== Given problem ==
Where the data below has the string "type", return the whole line.

== Provided data ==
--*--
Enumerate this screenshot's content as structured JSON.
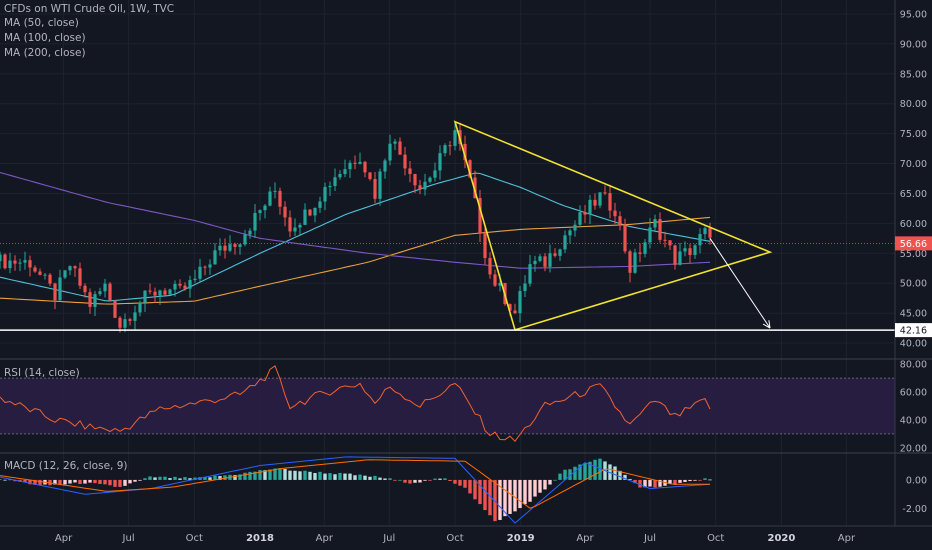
{
  "header": {
    "title": "CFDs on WTI Crude Oil, 1W, TVC",
    "indicators": [
      "MA (50, close)",
      "MA (100, close)",
      "MA (200, close)"
    ]
  },
  "rsi_label": "RSI (14, close)",
  "macd_label": "MACD (12, 26, close, 9)",
  "colors": {
    "background": "#131722",
    "grid": "#1e2230",
    "up": "#26a69a",
    "down": "#ef5350",
    "ma50": "#4fc1d9",
    "ma100": "#e8a13a",
    "ma200": "#7e57c2",
    "triangle": "#f0e130",
    "rsi": "#f0622f",
    "rsi_band": "#2a1f45",
    "macd_line": "#2962ff",
    "signal_line": "#ff6d00"
  },
  "chart_data": [
    {
      "type": "candlestick",
      "name": "price",
      "y_ticks": [
        "95.00",
        "90.00",
        "85.00",
        "80.00",
        "75.00",
        "70.00",
        "65.00",
        "60.00",
        "55.00",
        "50.00",
        "45.00",
        "40.00"
      ],
      "ylim": [
        37.5,
        97
      ],
      "x_ticks": [
        "Apr",
        "Jul",
        "Oct",
        "2018",
        "Apr",
        "Jul",
        "Oct",
        "2019",
        "Apr",
        "Jul",
        "Oct",
        "2020",
        "Apr"
      ],
      "x_tick_dates": [
        "2017-04-01",
        "2017-07-01",
        "2017-10-01",
        "2018-01-01",
        "2018-04-01",
        "2018-07-01",
        "2018-10-01",
        "2019-01-01",
        "2019-04-01",
        "2019-07-01",
        "2019-10-01",
        "2020-01-01",
        "2020-04-01"
      ],
      "x_range": [
        "2017-01-02",
        "2020-06-08"
      ],
      "current_price": "56.66",
      "support_level": "42.16",
      "anchors": [
        {
          "date": "2017-01-02",
          "price": 53.7
        },
        {
          "date": "2017-02-13",
          "price": 53.5
        },
        {
          "date": "2017-03-20",
          "price": 48.0
        },
        {
          "date": "2017-04-10",
          "price": 53.0
        },
        {
          "date": "2017-05-08",
          "price": 46.5
        },
        {
          "date": "2017-05-29",
          "price": 49.5
        },
        {
          "date": "2017-06-19",
          "price": 43.0
        },
        {
          "date": "2017-07-17",
          "price": 47.0
        },
        {
          "date": "2017-08-14",
          "price": 49.0
        },
        {
          "date": "2017-09-11",
          "price": 48.5
        },
        {
          "date": "2017-10-02",
          "price": 50.5
        },
        {
          "date": "2017-10-30",
          "price": 55.0
        },
        {
          "date": "2017-12-04",
          "price": 57.5
        },
        {
          "date": "2018-01-22",
          "price": 65.5
        },
        {
          "date": "2018-02-12",
          "price": 59.5
        },
        {
          "date": "2018-03-05",
          "price": 61.5
        },
        {
          "date": "2018-04-16",
          "price": 68.0
        },
        {
          "date": "2018-05-21",
          "price": 71.5
        },
        {
          "date": "2018-06-11",
          "price": 65.0
        },
        {
          "date": "2018-07-02",
          "price": 74.5
        },
        {
          "date": "2018-08-13",
          "price": 66.0
        },
        {
          "date": "2018-09-03",
          "price": 69.0
        },
        {
          "date": "2018-10-01",
          "price": 75.5
        },
        {
          "date": "2018-10-22",
          "price": 67.0
        },
        {
          "date": "2018-11-19",
          "price": 51.5
        },
        {
          "date": "2018-12-24",
          "price": 45.0
        },
        {
          "date": "2019-01-14",
          "price": 53.0
        },
        {
          "date": "2019-02-04",
          "price": 53.5
        },
        {
          "date": "2019-03-04",
          "price": 58.0
        },
        {
          "date": "2019-04-22",
          "price": 64.5
        },
        {
          "date": "2019-05-13",
          "price": 62.5
        },
        {
          "date": "2019-06-03",
          "price": 52.5
        },
        {
          "date": "2019-07-08",
          "price": 60.0
        },
        {
          "date": "2019-08-05",
          "price": 54.0
        },
        {
          "date": "2019-08-26",
          "price": 55.5
        },
        {
          "date": "2019-09-16",
          "price": 58.5
        },
        {
          "date": "2019-09-23",
          "price": 56.66
        }
      ],
      "moving_averages": {
        "ma50": [
          {
            "date": "2017-01-02",
            "price": 51.0
          },
          {
            "date": "2017-06-01",
            "price": 47.0
          },
          {
            "date": "2017-09-01",
            "price": 48.0
          },
          {
            "date": "2018-01-01",
            "price": 55.0
          },
          {
            "date": "2018-05-01",
            "price": 61.5
          },
          {
            "date": "2018-09-01",
            "price": 66.5
          },
          {
            "date": "2018-11-01",
            "price": 68.5
          },
          {
            "date": "2019-01-01",
            "price": 66.0
          },
          {
            "date": "2019-03-01",
            "price": 63.0
          },
          {
            "date": "2019-06-01",
            "price": 59.5
          },
          {
            "date": "2019-09-23",
            "price": 57.0
          }
        ],
        "ma100": [
          {
            "date": "2017-01-02",
            "price": 47.5
          },
          {
            "date": "2017-06-01",
            "price": 46.5
          },
          {
            "date": "2017-10-01",
            "price": 47.0
          },
          {
            "date": "2018-01-01",
            "price": 49.5
          },
          {
            "date": "2018-06-01",
            "price": 53.5
          },
          {
            "date": "2018-10-01",
            "price": 58.0
          },
          {
            "date": "2019-01-01",
            "price": 59.0
          },
          {
            "date": "2019-06-01",
            "price": 59.8
          },
          {
            "date": "2019-09-23",
            "price": 61.0
          }
        ],
        "ma200": [
          {
            "date": "2017-01-02",
            "price": 68.5
          },
          {
            "date": "2017-06-01",
            "price": 63.5
          },
          {
            "date": "2017-10-01",
            "price": 60.5
          },
          {
            "date": "2018-01-01",
            "price": 57.5
          },
          {
            "date": "2018-06-01",
            "price": 55.0
          },
          {
            "date": "2018-10-01",
            "price": 53.5
          },
          {
            "date": "2019-01-01",
            "price": 52.5
          },
          {
            "date": "2019-06-01",
            "price": 52.8
          },
          {
            "date": "2019-09-23",
            "price": 53.5
          }
        ]
      },
      "triangle": [
        {
          "date": "2018-10-01",
          "price": 77.0
        },
        {
          "date": "2019-12-16",
          "price": 55.2
        },
        {
          "date": "2018-12-24",
          "price": 42.2
        }
      ],
      "projection_arrow": [
        {
          "date": "2019-09-23",
          "price": 57.5
        },
        {
          "date": "2019-12-16",
          "price": 42.5
        }
      ]
    },
    {
      "type": "line",
      "name": "RSI",
      "y_ticks": [
        "80.00",
        "60.00",
        "40.00",
        "20.00"
      ],
      "ylim": [
        17,
        83
      ],
      "band": [
        30,
        70
      ],
      "anchors": [
        {
          "date": "2017-01-02",
          "price": 56
        },
        {
          "date": "2017-03-20",
          "price": 40
        },
        {
          "date": "2017-05-08",
          "price": 35
        },
        {
          "date": "2017-06-19",
          "price": 32
        },
        {
          "date": "2017-08-14",
          "price": 48
        },
        {
          "date": "2017-10-02",
          "price": 52
        },
        {
          "date": "2017-12-04",
          "price": 58
        },
        {
          "date": "2018-01-22",
          "price": 76
        },
        {
          "date": "2018-02-12",
          "price": 50
        },
        {
          "date": "2018-04-16",
          "price": 62
        },
        {
          "date": "2018-05-21",
          "price": 66
        },
        {
          "date": "2018-06-11",
          "price": 52
        },
        {
          "date": "2018-07-02",
          "price": 64
        },
        {
          "date": "2018-08-13",
          "price": 50
        },
        {
          "date": "2018-10-01",
          "price": 66
        },
        {
          "date": "2018-11-19",
          "price": 30
        },
        {
          "date": "2018-12-24",
          "price": 25
        },
        {
          "date": "2019-02-04",
          "price": 50
        },
        {
          "date": "2019-04-22",
          "price": 64
        },
        {
          "date": "2019-06-03",
          "price": 36
        },
        {
          "date": "2019-07-08",
          "price": 54
        },
        {
          "date": "2019-08-05",
          "price": 42
        },
        {
          "date": "2019-09-16",
          "price": 54
        },
        {
          "date": "2019-09-23",
          "price": 49
        }
      ]
    },
    {
      "type": "bar",
      "name": "MACD",
      "y_ticks": [
        "0.00",
        "-2.00"
      ],
      "ylim": [
        -3.2,
        1.8
      ],
      "histogram_anchors": [
        {
          "date": "2017-01-02",
          "price": 0.1
        },
        {
          "date": "2017-03-01",
          "price": -0.4
        },
        {
          "date": "2017-05-01",
          "price": -0.2
        },
        {
          "date": "2017-06-19",
          "price": -0.5
        },
        {
          "date": "2017-08-01",
          "price": 0.2
        },
        {
          "date": "2017-10-01",
          "price": 0.1
        },
        {
          "date": "2017-12-01",
          "price": 0.4
        },
        {
          "date": "2018-01-22",
          "price": 0.8
        },
        {
          "date": "2018-03-01",
          "price": 0.6
        },
        {
          "date": "2018-05-01",
          "price": 0.4
        },
        {
          "date": "2018-06-15",
          "price": 0.2
        },
        {
          "date": "2018-08-01",
          "price": -0.2
        },
        {
          "date": "2018-09-15",
          "price": 0.1
        },
        {
          "date": "2018-10-15",
          "price": -0.5
        },
        {
          "date": "2018-11-26",
          "price": -2.9
        },
        {
          "date": "2018-12-24",
          "price": -2.2
        },
        {
          "date": "2019-02-01",
          "price": -0.8
        },
        {
          "date": "2019-03-01",
          "price": 0.6
        },
        {
          "date": "2019-04-22",
          "price": 1.5
        },
        {
          "date": "2019-05-20",
          "price": 0.7
        },
        {
          "date": "2019-06-17",
          "price": -0.6
        },
        {
          "date": "2019-08-01",
          "price": -0.3
        },
        {
          "date": "2019-09-23",
          "price": 0.1
        }
      ],
      "macd_line_anchors": [
        {
          "date": "2017-01-02",
          "price": 0.2
        },
        {
          "date": "2017-05-01",
          "price": -1.0
        },
        {
          "date": "2017-08-01",
          "price": -0.6
        },
        {
          "date": "2018-01-01",
          "price": 1.0
        },
        {
          "date": "2018-05-01",
          "price": 1.6
        },
        {
          "date": "2018-10-01",
          "price": 1.5
        },
        {
          "date": "2018-12-24",
          "price": -3.0
        },
        {
          "date": "2019-04-01",
          "price": 1.2
        },
        {
          "date": "2019-07-01",
          "price": -0.6
        },
        {
          "date": "2019-09-23",
          "price": -0.3
        }
      ],
      "signal_line_anchors": [
        {
          "date": "2017-01-02",
          "price": 0.3
        },
        {
          "date": "2017-06-01",
          "price": -0.8
        },
        {
          "date": "2017-09-01",
          "price": -0.5
        },
        {
          "date": "2018-02-01",
          "price": 0.8
        },
        {
          "date": "2018-06-01",
          "price": 1.4
        },
        {
          "date": "2018-10-15",
          "price": 1.3
        },
        {
          "date": "2019-01-15",
          "price": -2.0
        },
        {
          "date": "2019-05-01",
          "price": 0.8
        },
        {
          "date": "2019-08-01",
          "price": -0.3
        },
        {
          "date": "2019-09-23",
          "price": -0.3
        }
      ]
    }
  ]
}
--*--
== Result for this task ==
      "type": "candlestick",
      "type": "line",
      "type": "bar",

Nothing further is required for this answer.